* _Image layout annotations_
= = = = = = =
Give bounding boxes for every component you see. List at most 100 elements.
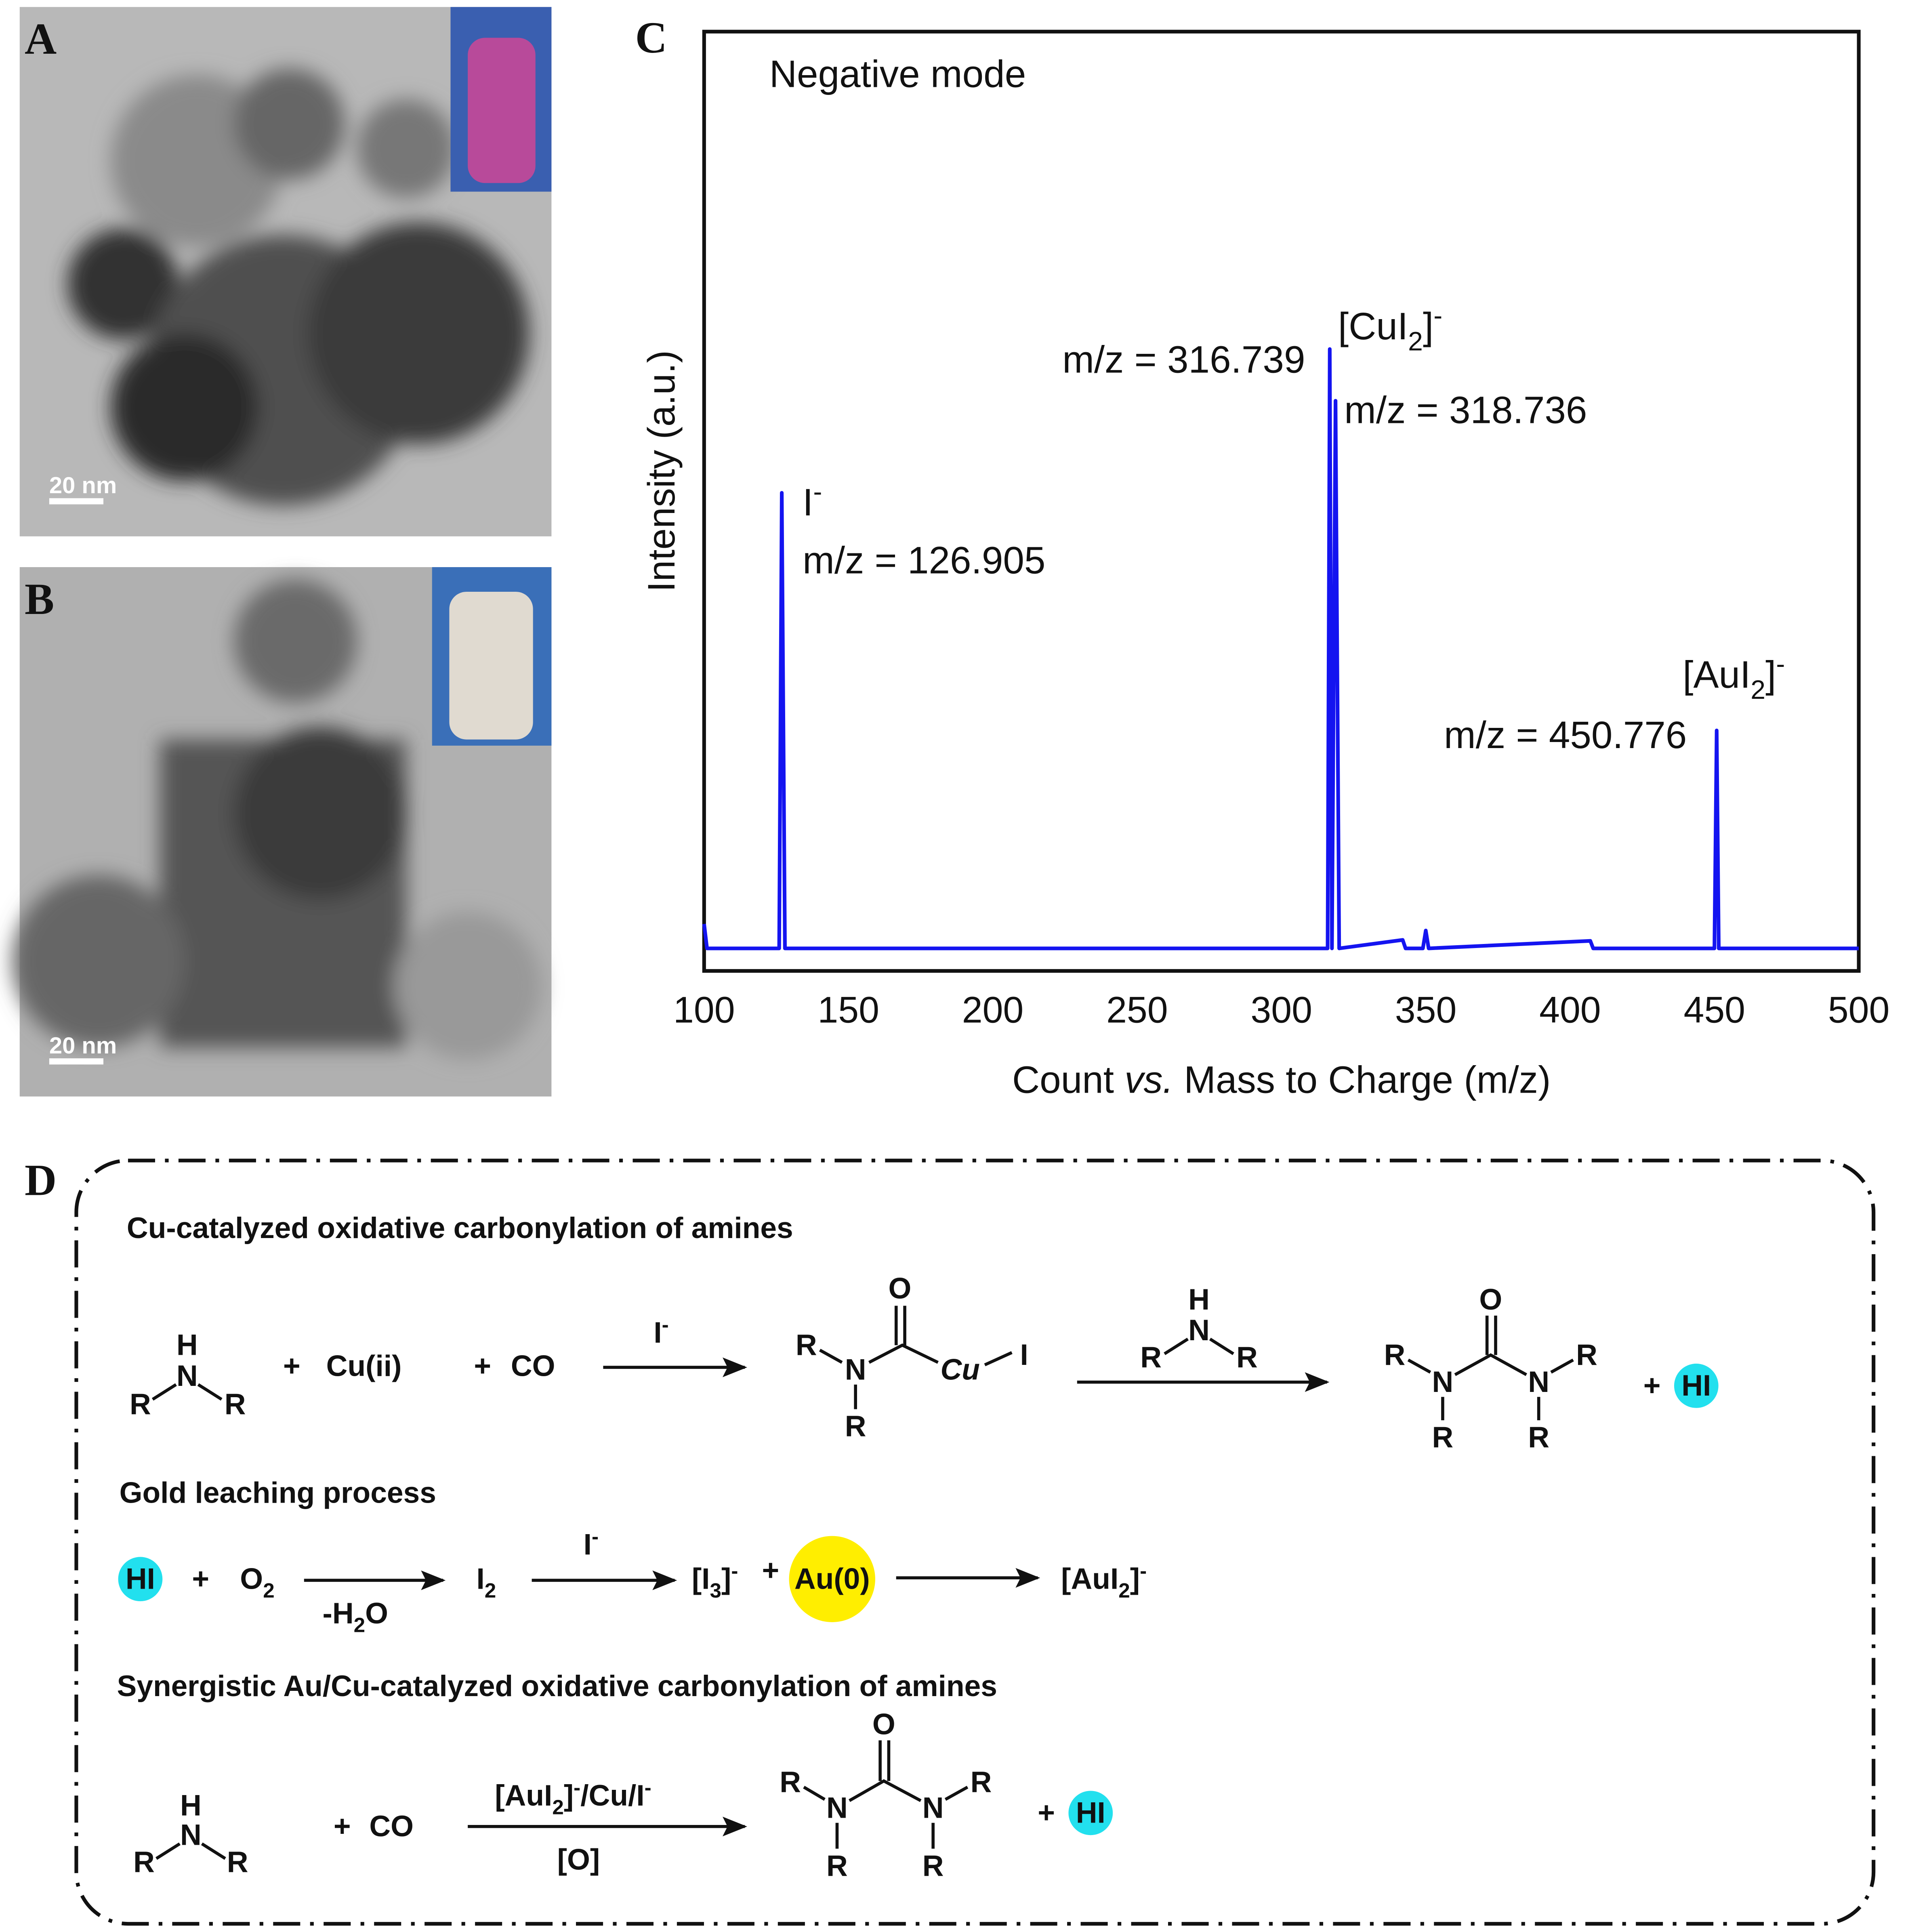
atom: R xyxy=(971,1766,992,1799)
reagent: HI xyxy=(126,1563,155,1596)
scale-bar xyxy=(49,1058,104,1065)
reagent: Au(0) xyxy=(794,1563,870,1596)
charge: - xyxy=(592,1525,599,1548)
chart: Negative mode m/z = 126.905 m/z = 316.73… xyxy=(640,29,1889,1101)
atom: R xyxy=(227,1846,248,1879)
atom: N xyxy=(1188,1314,1210,1347)
atom: ] xyxy=(564,1779,574,1812)
atom: N xyxy=(177,1360,198,1392)
charge: - xyxy=(662,1313,669,1336)
panel-label: C xyxy=(635,13,667,62)
bond xyxy=(1164,1337,1234,1355)
reagent: [I3]- xyxy=(692,1559,738,1602)
bond xyxy=(803,1740,969,1849)
amine: H N R R xyxy=(130,1329,246,1421)
atom: H xyxy=(1188,1283,1210,1316)
catalyst: I- xyxy=(654,1313,668,1349)
highlight xyxy=(1674,1363,1719,1408)
atom: R xyxy=(1140,1341,1162,1374)
atom: [I xyxy=(692,1563,710,1596)
annotation: Negative mode xyxy=(769,53,1026,95)
charge: - xyxy=(1140,1559,1147,1582)
title-part: Count xyxy=(1012,1058,1124,1101)
atom: N xyxy=(845,1354,866,1386)
panel-label: A xyxy=(25,14,57,63)
plus: + xyxy=(283,1350,300,1382)
ion: I xyxy=(803,481,813,524)
atom: N xyxy=(922,1792,944,1825)
x-tick-label: 300 xyxy=(1250,990,1312,1031)
atom: R xyxy=(796,1329,817,1362)
atom: H xyxy=(177,1329,198,1362)
product: HI xyxy=(1076,1797,1105,1829)
atom: N xyxy=(180,1819,202,1852)
annotation: m/z = 316.739 xyxy=(1062,338,1305,381)
acyl-copper: O R N R Cu I xyxy=(796,1272,1028,1442)
reagent: CO xyxy=(511,1350,555,1382)
highlight xyxy=(789,1536,875,1622)
amine: H N R R xyxy=(1140,1283,1258,1374)
y-axis-title: Intensity (a.u.) xyxy=(640,350,683,592)
subscript: 2 xyxy=(263,1579,274,1602)
plus: + xyxy=(1038,1797,1055,1829)
atom: R xyxy=(1236,1341,1258,1374)
atom: O xyxy=(365,1597,388,1630)
reagent: CO xyxy=(369,1810,414,1843)
urea: O R N R N R R xyxy=(1384,1283,1597,1454)
atom: R xyxy=(780,1766,801,1799)
atom: O xyxy=(240,1563,263,1596)
x-tick-label: 250 xyxy=(1106,990,1168,1031)
scale-label: 20 nm xyxy=(49,1033,117,1059)
bond xyxy=(1407,1316,1574,1421)
bond xyxy=(151,1383,223,1401)
plus: + xyxy=(762,1554,780,1587)
panel-label: B xyxy=(25,574,54,624)
charge: - xyxy=(1776,649,1785,679)
amine: H N R R xyxy=(133,1789,248,1878)
charge: - xyxy=(813,477,822,507)
x-tick-label: 350 xyxy=(1395,990,1457,1031)
subscript: 2 xyxy=(354,1613,365,1636)
tem-image-a xyxy=(19,7,552,536)
annotation: m/z = 450.776 xyxy=(1444,714,1687,757)
urea: O R N R N R R xyxy=(780,1708,992,1882)
atom: O xyxy=(888,1272,911,1305)
atom: /Cu/I xyxy=(580,1779,644,1812)
tem-image-b xyxy=(12,567,552,1097)
subscript: 2 xyxy=(552,1795,563,1818)
atom: R xyxy=(1576,1339,1597,1371)
x-tick-label: 100 xyxy=(673,990,735,1031)
product: HI xyxy=(1681,1369,1711,1402)
atom: R xyxy=(1432,1421,1454,1454)
x-tick-label: 450 xyxy=(1683,990,1745,1031)
title-part: Mass to Charge (m/z) xyxy=(1173,1058,1551,1101)
atom: -H xyxy=(323,1597,354,1630)
subscript: 2 xyxy=(1118,1579,1130,1602)
scheme-title: Synergistic Au/Cu-catalyzed oxidative ca… xyxy=(117,1670,997,1703)
scale-bar xyxy=(49,498,104,505)
scheme: Cu-catalyzed oxidative carbonylation of … xyxy=(74,1158,1876,1926)
atom: R xyxy=(130,1388,151,1421)
atom: R xyxy=(1384,1339,1406,1371)
plot-frame xyxy=(702,29,1861,973)
highlight xyxy=(1068,1791,1113,1835)
atom: N xyxy=(826,1792,848,1825)
ion: ] xyxy=(1765,654,1776,696)
atom: [AuI xyxy=(495,1779,552,1812)
spectrum-line xyxy=(702,347,1859,950)
atom: H xyxy=(180,1789,202,1822)
atom: [AuI xyxy=(1061,1563,1118,1596)
charge: - xyxy=(574,1776,580,1799)
plus: + xyxy=(474,1350,491,1382)
product: [AuI2]- xyxy=(1061,1559,1147,1602)
atom: N xyxy=(1528,1366,1549,1398)
x-tick-label: 400 xyxy=(1539,990,1601,1031)
subscript: 2 xyxy=(1408,327,1423,357)
subscript: 2 xyxy=(1750,675,1765,705)
subscript: 2 xyxy=(485,1579,496,1602)
atom: R xyxy=(1528,1421,1549,1454)
x-tick-label: 200 xyxy=(962,990,1024,1031)
ion: [AuI xyxy=(1683,654,1750,696)
plus: + xyxy=(1643,1369,1661,1402)
panel-label: D xyxy=(25,1155,57,1205)
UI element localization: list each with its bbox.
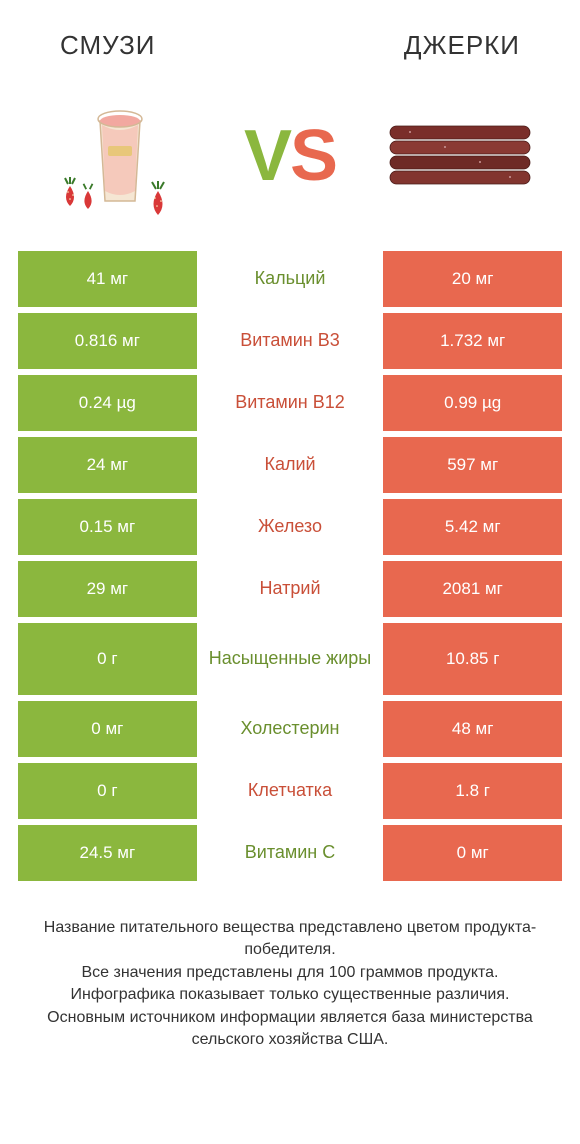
table-row: 0.24 µgВитамин B120.99 µg [18, 375, 562, 431]
vs-v: V [244, 116, 290, 196]
right-value-cell: 1.732 мг [383, 313, 562, 369]
table-row: 0 гНасыщенные жиры10.85 г [18, 623, 562, 695]
table-row: 24.5 мгВитамин C0 мг [18, 825, 562, 881]
nutrient-label: Натрий [197, 561, 384, 617]
vs-label: VS [244, 115, 336, 197]
right-product-title: Джерки [404, 30, 520, 61]
nutrient-label: Кальций [197, 251, 384, 307]
footer-line: Название питательного вещества представл… [30, 917, 550, 962]
left-product-title: Смузи [60, 30, 155, 61]
right-value-cell: 20 мг [383, 251, 562, 307]
left-value-cell: 0 г [18, 763, 197, 819]
right-value-cell: 48 мг [383, 701, 562, 757]
footer-line: Основным источником информации является … [30, 1007, 550, 1052]
left-value-cell: 41 мг [18, 251, 197, 307]
hero-row: VS [0, 71, 580, 251]
right-value-cell: 5.42 мг [383, 499, 562, 555]
right-value-cell: 1.8 г [383, 763, 562, 819]
table-row: 0.816 мгВитамин B31.732 мг [18, 313, 562, 369]
nutrient-label: Калий [197, 437, 384, 493]
nutrient-label: Витамин B3 [197, 313, 384, 369]
table-row: 29 мгНатрий2081 мг [18, 561, 562, 617]
jerky-image [380, 91, 540, 221]
footer-text: Название питательного вещества представл… [0, 887, 580, 1071]
footer-line: Инфографика показывает только существенн… [30, 984, 550, 1006]
left-value-cell: 0.816 мг [18, 313, 197, 369]
right-value-cell: 2081 мг [383, 561, 562, 617]
left-value-cell: 0 г [18, 623, 197, 695]
header: Смузи Джерки [0, 0, 580, 71]
table-row: 41 мгКальций20 мг [18, 251, 562, 307]
footer-line: Все значения представлены для 100 граммо… [30, 962, 550, 984]
left-value-cell: 29 мг [18, 561, 197, 617]
nutrient-label: Витамин C [197, 825, 384, 881]
right-value-cell: 0.99 µg [383, 375, 562, 431]
nutrient-label: Клетчатка [197, 763, 384, 819]
right-value-cell: 0 мг [383, 825, 562, 881]
left-value-cell: 24 мг [18, 437, 197, 493]
table-row: 0 мгХолестерин48 мг [18, 701, 562, 757]
left-value-cell: 0.24 µg [18, 375, 197, 431]
comparison-table: 41 мгКальций20 мг 0.816 мгВитамин B31.732… [0, 251, 580, 887]
nutrient-label: Холестерин [197, 701, 384, 757]
nutrient-label: Витамин B12 [197, 375, 384, 431]
nutrient-label: Насыщенные жиры [197, 623, 384, 695]
right-value-cell: 10.85 г [383, 623, 562, 695]
left-value-cell: 0 мг [18, 701, 197, 757]
left-value-cell: 0.15 мг [18, 499, 197, 555]
left-value-cell: 24.5 мг [18, 825, 197, 881]
right-value-cell: 597 мг [383, 437, 562, 493]
vs-s: S [290, 116, 336, 196]
table-row: 24 мгКалий597 мг [18, 437, 562, 493]
smoothie-image [40, 91, 200, 221]
nutrient-label: Железо [197, 499, 384, 555]
table-row: 0 гКлетчатка1.8 г [18, 763, 562, 819]
table-row: 0.15 мгЖелезо5.42 мг [18, 499, 562, 555]
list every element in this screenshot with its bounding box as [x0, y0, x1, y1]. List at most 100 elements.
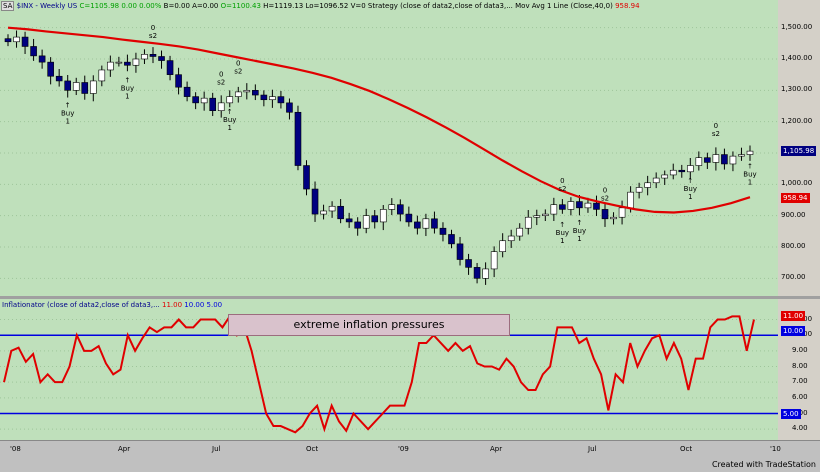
= = = = = = =
* _What this task involves_
Please copy, without any change, the part of the material that opens with the line containing "table-row: 0.24 µgВитамин" and closes with the line containing "nutrient-label: Кальций [197, 251, 384, 307]".

* _Exercise result_
table-row: 0.24 µgВитамин B120.99 µg [18, 375, 562, 431]
vs-v: V [244, 116, 290, 196]
right-value-cell: 1.732 мг [383, 313, 562, 369]
table-row: 0 гНасыщенные жиры10.85 г [18, 623, 562, 695]
table-row: 24.5 мгВитамин C0 мг [18, 825, 562, 881]
nutrient-label: Натрий [197, 561, 384, 617]
vs-label: VS [244, 115, 336, 197]
right-product-title: Джерки [404, 30, 520, 61]
nutrient-label: Кальций [197, 251, 384, 307]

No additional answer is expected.